** start DATASET RECORDS **
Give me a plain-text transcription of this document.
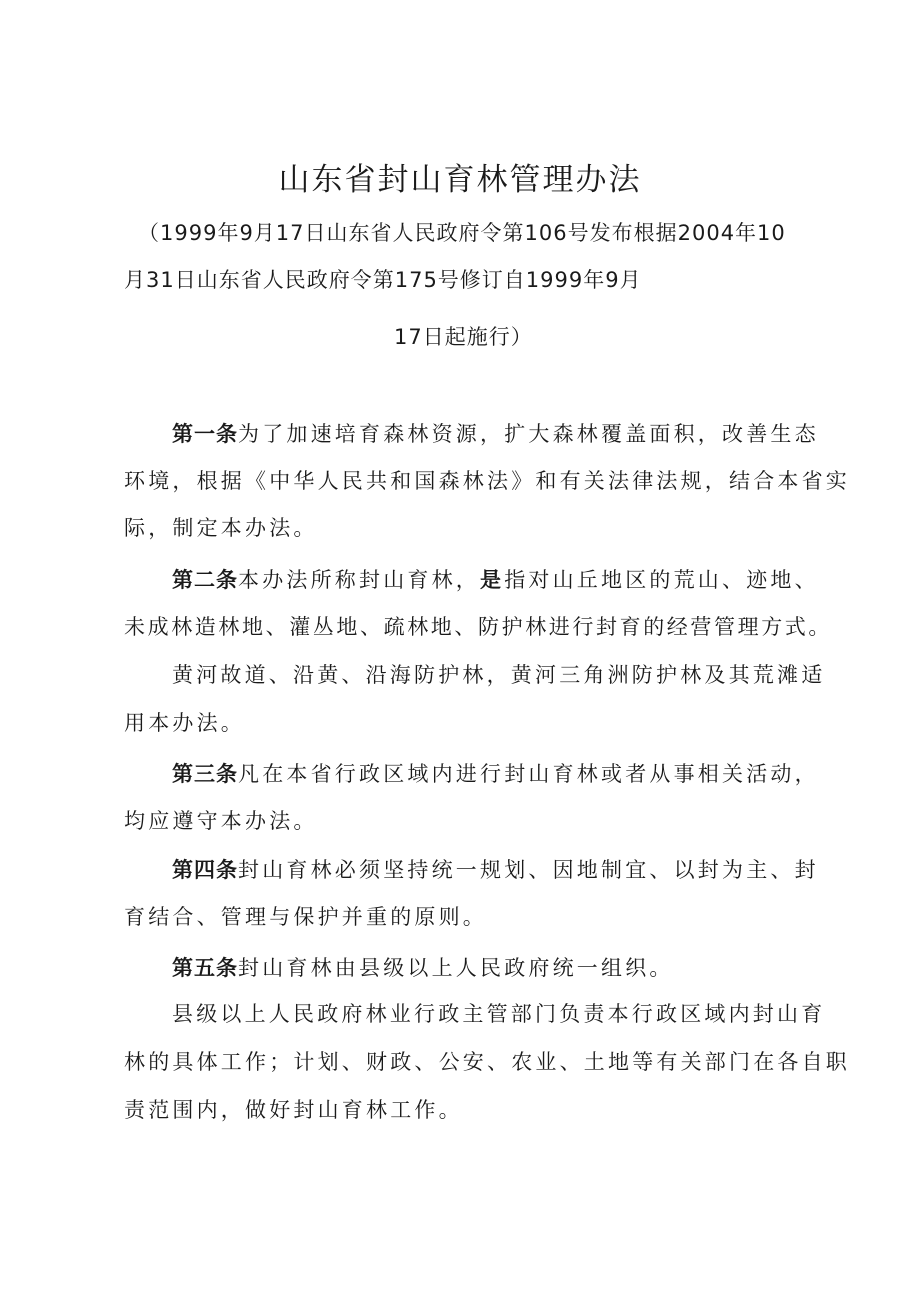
山东省封山育林管理办法
（1999年9月17日山东省人民政府令第106号发布根据2004年10
月31日山东省人民政府令第175号修订自1999年9月
17日起施行）
第一条为了加速培育森林资源，扩大森林覆盖面积，改善生态
环境，根据《中华人民共和国森林法》和有关法律法规，结合本省实
际，制定本办法。
第二条本办法所称封山育林，是指对山丘地区的荒山、迹地、
未成林造林地、灌丛地、疏林地、防护林进行封育的经营管理方式。
黄河故道、沿黄、沿海防护林，黄河三角洲防护林及其荒滩适
用本办法。
第三条凡在本省行政区域内进行封山育林或者从事相关活动，
均应遵守本办法。
第四条封山育林必须坚持统一规划、因地制宜、以封为主、封
育结合、管理与保护并重的原则。
第五条封山育林由县级以上人民政府统一组织。
县级以上人民政府林业行政主管部门负责本行政区域内封山育
林的具体工作；计划、财政、公安、农业、土地等有关部门在各自职
责范围内，做好封山育林工作。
** end DATASET RECORDS **
Copy the entries above faithfully and omit every image.

Give me a plain-text transcription of this document.
山东省封山育林管理办法
（1999年9月17日山东省人民政府令第106号发布根据2004年10
月31日山东省人民政府令第175号修订自1999年9月
17日起施行）
第一条为了加速培育森林资源，扩大森林覆盖面积，改善生态
环境，根据《中华人民共和国森林法》和有关法律法规，结合本省实
际，制定本办法。
第二条本办法所称封山育林，是指对山丘地区的荒山、迹地、
未成林造林地、灌丛地、疏林地、防护林进行封育的经营管理方式。
黄河故道、沿黄、沿海防护林，黄河三角洲防护林及其荒滩适
用本办法。
第三条凡在本省行政区域内进行封山育林或者从事相关活动，
均应遵守本办法。
第四条封山育林必须坚持统一规划、因地制宜、以封为主、封
育结合、管理与保护并重的原则。
第五条封山育林由县级以上人民政府统一组织。
县级以上人民政府林业行政主管部门负责本行政区域内封山育
林的具体工作；计划、财政、公安、农业、土地等有关部门在各自职
责范围内，做好封山育林工作。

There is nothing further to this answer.